EXERCISE OBJECTIVE:
Write out all of the records precisely. Skip anything that is a picture.

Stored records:
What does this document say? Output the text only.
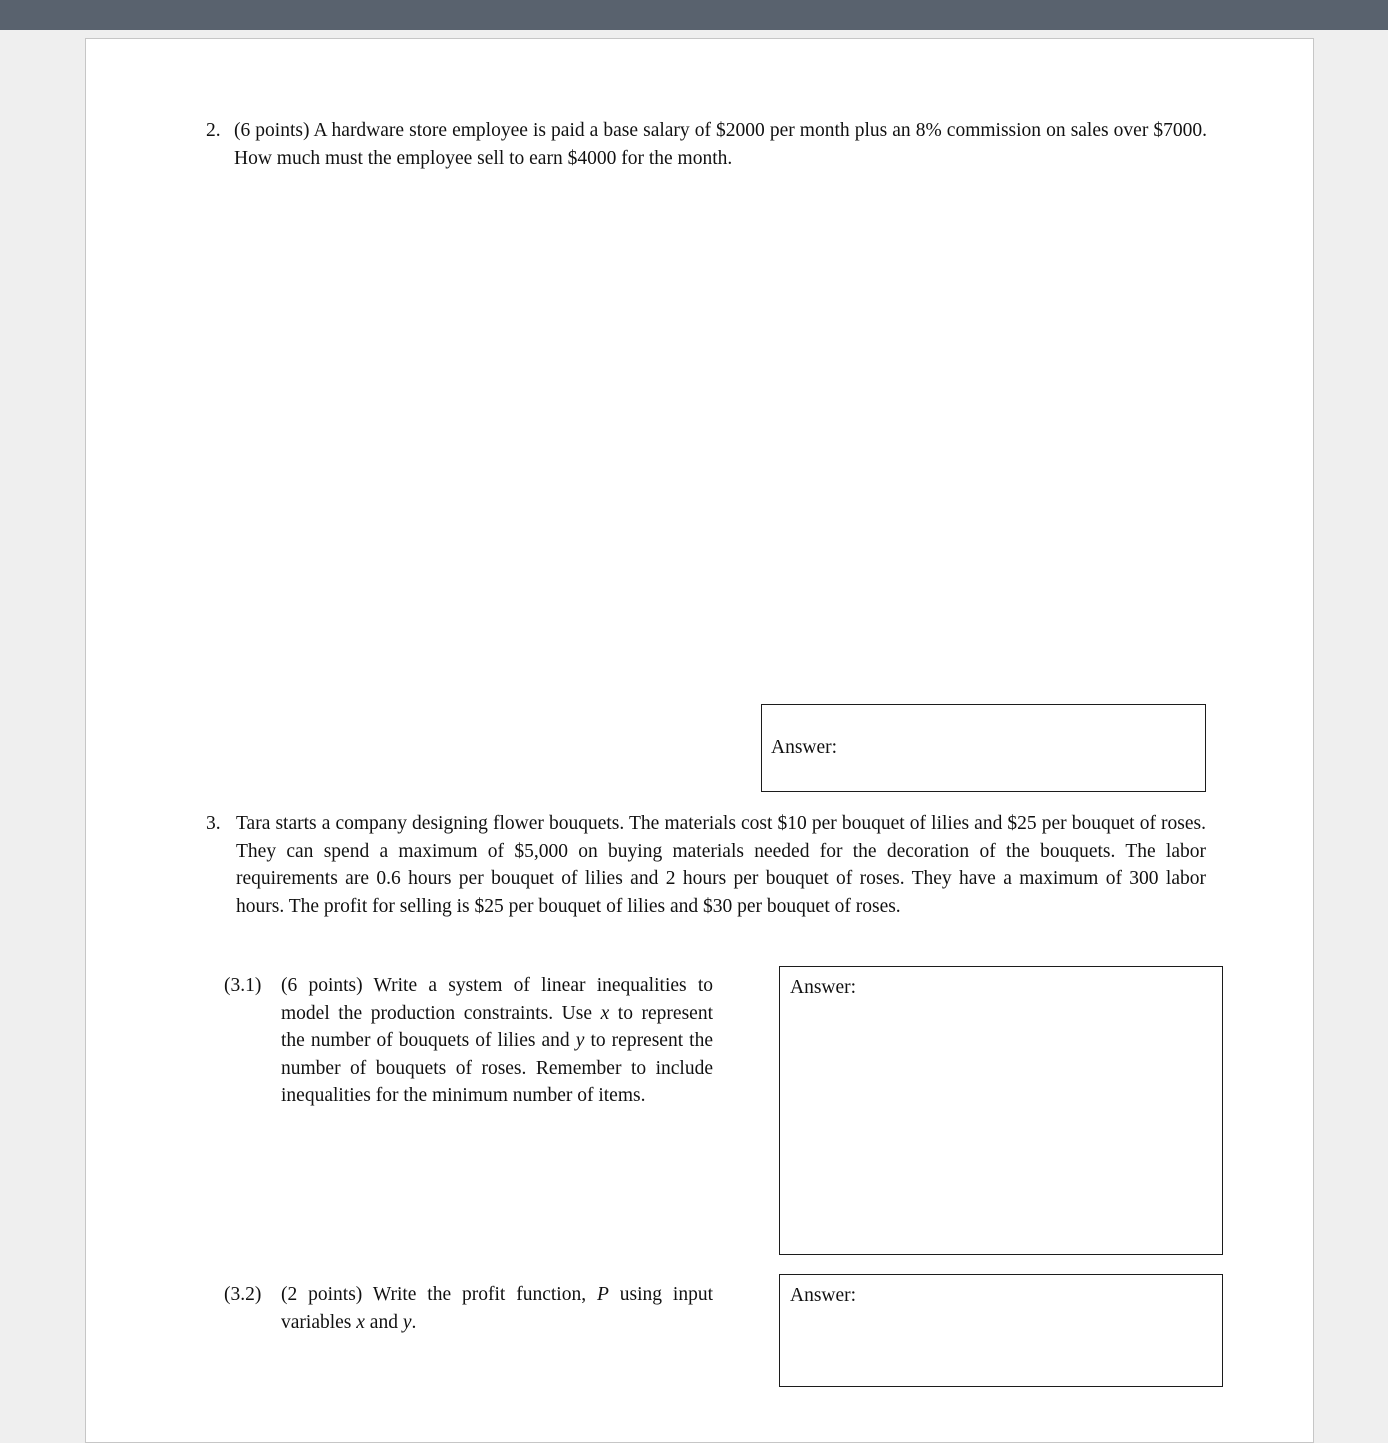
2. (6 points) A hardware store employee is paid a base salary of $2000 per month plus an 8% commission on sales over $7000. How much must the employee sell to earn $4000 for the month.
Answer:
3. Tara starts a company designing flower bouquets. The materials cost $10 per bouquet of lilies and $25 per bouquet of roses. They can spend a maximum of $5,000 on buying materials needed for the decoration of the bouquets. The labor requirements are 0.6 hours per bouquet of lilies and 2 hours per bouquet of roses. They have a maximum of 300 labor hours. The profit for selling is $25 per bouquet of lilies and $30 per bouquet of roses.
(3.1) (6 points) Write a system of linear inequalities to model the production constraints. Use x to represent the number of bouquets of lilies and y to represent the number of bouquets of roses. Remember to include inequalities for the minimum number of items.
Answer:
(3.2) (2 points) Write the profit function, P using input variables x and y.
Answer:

TASK RESULT:
What does this document say? Output the text only.
2. (6 points) A hardware store employee is paid a base salary of $2000 per month plus an 8% commission on sales over $7000. How much must the employee sell to earn $4000 for the month.
Answer:
3. Tara starts a company designing flower bouquets. The materials cost $10 per bouquet of lilies and $25 per bouquet of roses. They can spend a maximum of $5,000 on buying materials needed for the decoration of the bouquets. The labor requirements are 0.6 hours per bouquet of lilies and 2 hours per bouquet of roses. They have a maximum of 300 labor hours. The profit for selling is $25 per bouquet of lilies and $30 per bouquet of roses.
(3.1) (6 points) Write a system of linear inequalities to model the production constraints. Use x to represent the number of bouquets of lilies and y to represent the number of bouquets of roses. Remember to include inequalities for the minimum number of items.
Answer:
(3.2) (2 points) Write the profit function, P using input variables x and y.
Answer:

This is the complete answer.